Start

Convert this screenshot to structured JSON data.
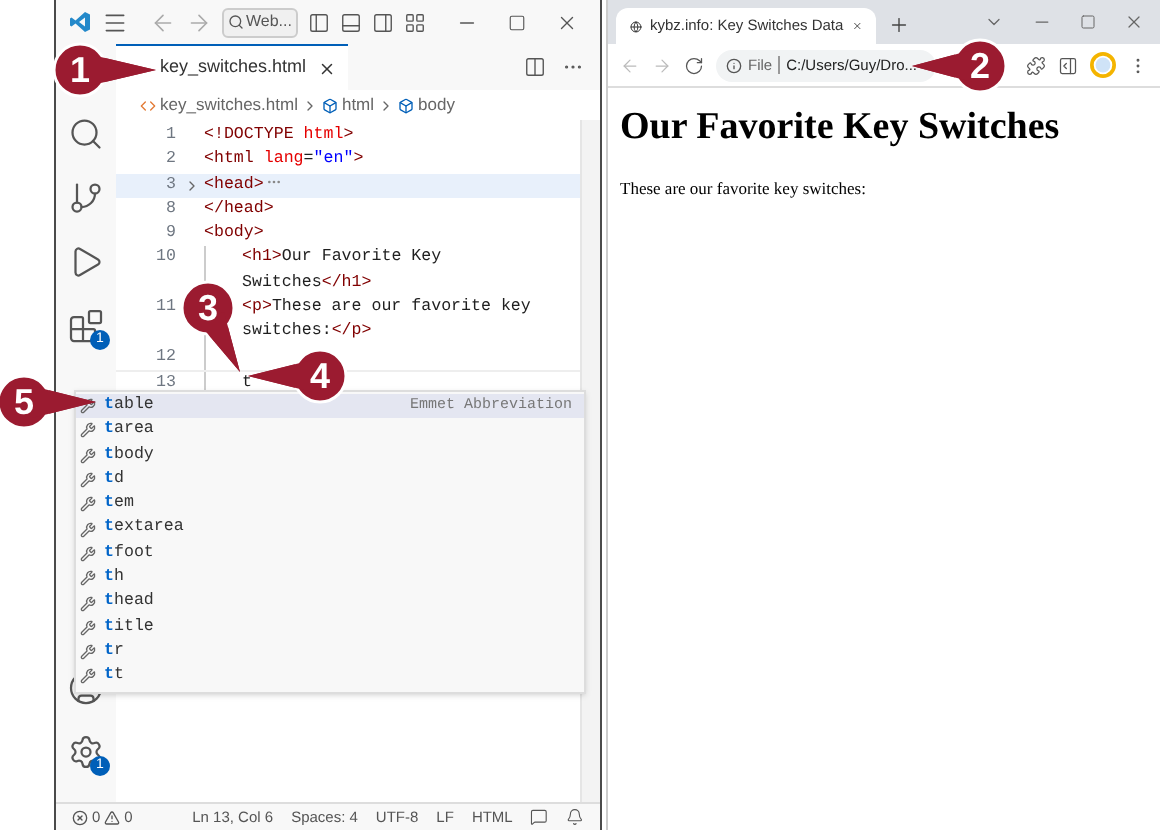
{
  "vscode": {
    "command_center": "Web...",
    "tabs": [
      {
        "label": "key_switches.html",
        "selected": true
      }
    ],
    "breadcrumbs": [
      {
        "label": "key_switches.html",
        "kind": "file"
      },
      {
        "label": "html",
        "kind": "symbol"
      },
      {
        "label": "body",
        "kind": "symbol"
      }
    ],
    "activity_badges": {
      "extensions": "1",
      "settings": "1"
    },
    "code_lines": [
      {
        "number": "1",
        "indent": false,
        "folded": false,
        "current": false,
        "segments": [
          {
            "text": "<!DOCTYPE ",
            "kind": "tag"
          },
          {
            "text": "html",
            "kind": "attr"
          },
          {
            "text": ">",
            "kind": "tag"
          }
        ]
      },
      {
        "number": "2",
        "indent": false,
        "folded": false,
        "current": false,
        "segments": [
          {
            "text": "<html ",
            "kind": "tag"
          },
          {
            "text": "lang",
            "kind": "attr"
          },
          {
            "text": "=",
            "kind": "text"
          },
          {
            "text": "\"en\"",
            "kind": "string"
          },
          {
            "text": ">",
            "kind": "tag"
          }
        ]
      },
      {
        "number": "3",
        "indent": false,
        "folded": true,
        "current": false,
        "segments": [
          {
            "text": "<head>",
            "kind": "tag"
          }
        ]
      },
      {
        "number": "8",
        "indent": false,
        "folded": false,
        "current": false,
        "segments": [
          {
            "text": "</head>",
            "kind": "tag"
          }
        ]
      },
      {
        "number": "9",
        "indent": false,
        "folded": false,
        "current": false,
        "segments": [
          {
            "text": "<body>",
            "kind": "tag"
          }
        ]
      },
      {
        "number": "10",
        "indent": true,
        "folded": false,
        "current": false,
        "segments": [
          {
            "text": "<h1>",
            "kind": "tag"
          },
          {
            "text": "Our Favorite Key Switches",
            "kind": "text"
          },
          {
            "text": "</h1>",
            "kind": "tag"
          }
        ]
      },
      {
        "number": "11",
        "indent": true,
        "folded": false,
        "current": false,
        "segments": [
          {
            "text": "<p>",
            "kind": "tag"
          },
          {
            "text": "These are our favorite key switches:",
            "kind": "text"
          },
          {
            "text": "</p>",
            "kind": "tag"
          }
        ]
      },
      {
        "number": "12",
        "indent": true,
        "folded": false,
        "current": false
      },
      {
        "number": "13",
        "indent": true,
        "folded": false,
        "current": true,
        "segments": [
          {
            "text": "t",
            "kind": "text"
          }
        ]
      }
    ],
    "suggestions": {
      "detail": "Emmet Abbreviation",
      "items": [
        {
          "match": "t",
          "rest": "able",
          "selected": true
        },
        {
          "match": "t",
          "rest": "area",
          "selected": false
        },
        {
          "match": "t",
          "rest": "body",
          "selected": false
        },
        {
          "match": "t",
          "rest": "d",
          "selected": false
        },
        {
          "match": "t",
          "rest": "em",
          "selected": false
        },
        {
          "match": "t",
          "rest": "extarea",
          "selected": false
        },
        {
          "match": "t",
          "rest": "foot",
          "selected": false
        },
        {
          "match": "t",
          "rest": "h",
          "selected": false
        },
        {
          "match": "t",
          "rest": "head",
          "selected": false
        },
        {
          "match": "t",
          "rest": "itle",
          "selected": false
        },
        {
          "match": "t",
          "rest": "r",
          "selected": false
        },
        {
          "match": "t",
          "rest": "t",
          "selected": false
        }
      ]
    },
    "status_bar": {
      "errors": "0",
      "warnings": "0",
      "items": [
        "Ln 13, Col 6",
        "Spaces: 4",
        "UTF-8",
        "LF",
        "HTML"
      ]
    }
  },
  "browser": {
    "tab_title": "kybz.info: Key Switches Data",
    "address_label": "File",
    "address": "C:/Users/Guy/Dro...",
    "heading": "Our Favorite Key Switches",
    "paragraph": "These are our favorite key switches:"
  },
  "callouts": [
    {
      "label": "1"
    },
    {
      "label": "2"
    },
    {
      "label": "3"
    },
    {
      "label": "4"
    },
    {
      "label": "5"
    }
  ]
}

End

# [Task]
Transcribe the records above exactly, omitting every picture they contain.

# [Right answer]
Convert this screenshot to structured JSON data.
{
  "vscode": {
    "command_center": "Web...",
    "tabs": [
      {
        "label": "key_switches.html",
        "selected": true
      }
    ],
    "breadcrumbs": [
      {
        "label": "key_switches.html",
        "kind": "file"
      },
      {
        "label": "html",
        "kind": "symbol"
      },
      {
        "label": "body",
        "kind": "symbol"
      }
    ],
    "activity_badges": {
      "extensions": "1",
      "settings": "1"
    },
    "code_lines": [
      {
        "number": "1",
        "indent": false,
        "folded": false,
        "current": false,
        "segments": [
          {
            "text": "<!DOCTYPE ",
            "kind": "tag"
          },
          {
            "text": "html",
            "kind": "attr"
          },
          {
            "text": ">",
            "kind": "tag"
          }
        ]
      },
      {
        "number": "2",
        "indent": false,
        "folded": false,
        "current": false,
        "segments": [
          {
            "text": "<html ",
            "kind": "tag"
          },
          {
            "text": "lang",
            "kind": "attr"
          },
          {
            "text": "=",
            "kind": "text"
          },
          {
            "text": "\"en\"",
            "kind": "string"
          },
          {
            "text": ">",
            "kind": "tag"
          }
        ]
      },
      {
        "number": "3",
        "indent": false,
        "folded": true,
        "current": false,
        "segments": [
          {
            "text": "<head>",
            "kind": "tag"
          }
        ]
      },
      {
        "number": "8",
        "indent": false,
        "folded": false,
        "current": false,
        "segments": [
          {
            "text": "</head>",
            "kind": "tag"
          }
        ]
      },
      {
        "number": "9",
        "indent": false,
        "folded": false,
        "current": false,
        "segments": [
          {
            "text": "<body>",
            "kind": "tag"
          }
        ]
      },
      {
        "number": "10",
        "indent": true,
        "folded": false,
        "current": false,
        "segments": [
          {
            "text": "<h1>",
            "kind": "tag"
          },
          {
            "text": "Our Favorite Key Switches",
            "kind": "text"
          },
          {
            "text": "</h1>",
            "kind": "tag"
          }
        ]
      },
      {
        "number": "11",
        "indent": true,
        "folded": false,
        "current": false,
        "segments": [
          {
            "text": "<p>",
            "kind": "tag"
          },
          {
            "text": "These are our favorite key switches:",
            "kind": "text"
          },
          {
            "text": "</p>",
            "kind": "tag"
          }
        ]
      },
      {
        "number": "12",
        "indent": true,
        "folded": false,
        "current": false
      },
      {
        "number": "13",
        "indent": true,
        "folded": false,
        "current": true,
        "segments": [
          {
            "text": "t",
            "kind": "text"
          }
        ]
      }
    ],
    "suggestions": {
      "detail": "Emmet Abbreviation",
      "items": [
        {
          "match": "t",
          "rest": "able",
          "selected": true
        },
        {
          "match": "t",
          "rest": "area",
          "selected": false
        },
        {
          "match": "t",
          "rest": "body",
          "selected": false
        },
        {
          "match": "t",
          "rest": "d",
          "selected": false
        },
        {
          "match": "t",
          "rest": "em",
          "selected": false
        },
        {
          "match": "t",
          "rest": "extarea",
          "selected": false
        },
        {
          "match": "t",
          "rest": "foot",
          "selected": false
        },
        {
          "match": "t",
          "rest": "h",
          "selected": false
        },
        {
          "match": "t",
          "rest": "head",
          "selected": false
        },
        {
          "match": "t",
          "rest": "itle",
          "selected": false
        },
        {
          "match": "t",
          "rest": "r",
          "selected": false
        },
        {
          "match": "t",
          "rest": "t",
          "selected": false
        }
      ]
    },
    "status_bar": {
      "errors": "0",
      "warnings": "0",
      "items": [
        "Ln 13, Col 6",
        "Spaces: 4",
        "UTF-8",
        "LF",
        "HTML"
      ]
    }
  },
  "browser": {
    "tab_title": "kybz.info: Key Switches Data",
    "address_label": "File",
    "address": "C:/Users/Guy/Dro...",
    "heading": "Our Favorite Key Switches",
    "paragraph": "These are our favorite key switches:"
  },
  "callouts": [
    {
      "label": "1"
    },
    {
      "label": "2"
    },
    {
      "label": "3"
    },
    {
      "label": "4"
    },
    {
      "label": "5"
    }
  ]
}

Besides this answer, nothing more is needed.